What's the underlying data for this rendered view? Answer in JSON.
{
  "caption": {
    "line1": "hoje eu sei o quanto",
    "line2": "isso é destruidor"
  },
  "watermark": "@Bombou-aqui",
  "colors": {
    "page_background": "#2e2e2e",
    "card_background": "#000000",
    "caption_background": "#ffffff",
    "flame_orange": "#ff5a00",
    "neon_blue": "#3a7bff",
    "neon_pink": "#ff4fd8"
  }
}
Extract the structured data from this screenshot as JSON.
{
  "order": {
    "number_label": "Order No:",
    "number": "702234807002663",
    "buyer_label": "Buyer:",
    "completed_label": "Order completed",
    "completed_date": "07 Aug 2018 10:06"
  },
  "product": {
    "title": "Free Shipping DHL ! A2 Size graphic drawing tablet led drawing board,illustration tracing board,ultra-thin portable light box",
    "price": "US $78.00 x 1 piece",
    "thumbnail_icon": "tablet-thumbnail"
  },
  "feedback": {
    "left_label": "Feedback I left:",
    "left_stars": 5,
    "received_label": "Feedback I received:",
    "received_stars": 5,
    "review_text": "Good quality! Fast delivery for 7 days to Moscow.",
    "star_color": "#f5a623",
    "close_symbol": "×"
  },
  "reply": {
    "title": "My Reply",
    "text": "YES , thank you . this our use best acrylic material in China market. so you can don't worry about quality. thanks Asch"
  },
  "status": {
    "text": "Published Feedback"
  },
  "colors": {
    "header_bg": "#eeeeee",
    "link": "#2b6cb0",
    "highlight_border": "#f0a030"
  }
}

● **PROMPT**
Copy out the lines starting at the one containing "Extract the structured" and ending with the last line of the entries. Include nothing else.

● **RESPONSE TO THIS TASK**
Extract the structured data from this screenshot as JSON.
{
  "order": {
    "number_label": "Order No:",
    "number": "702234807002663",
    "buyer_label": "Buyer:",
    "completed_label": "Order completed",
    "completed_date": "07 Aug 2018 10:06"
  },
  "product": {
    "title": "Free Shipping DHL ! A2 Size graphic drawing tablet led drawing board,illustration tracing board,ultra-thin portable light box",
    "price": "US $78.00 x 1 piece",
    "thumbnail_icon": "tablet-thumbnail"
  },
  "feedback": {
    "left_label": "Feedback I left:",
    "left_stars": 5,
    "received_label": "Feedback I received:",
    "received_stars": 5,
    "review_text": "Good quality! Fast delivery for 7 days to Moscow.",
    "star_color": "#f5a623",
    "close_symbol": "×"
  },
  "reply": {
    "title": "My Reply",
    "text": "YES , thank you . this our use best acrylic material in China market. so you can don't worry about quality. thanks Asch"
  },
  "status": {
    "text": "Published Feedback"
  },
  "colors": {
    "header_bg": "#eeeeee",
    "link": "#2b6cb0",
    "highlight_border": "#f0a030"
  }
}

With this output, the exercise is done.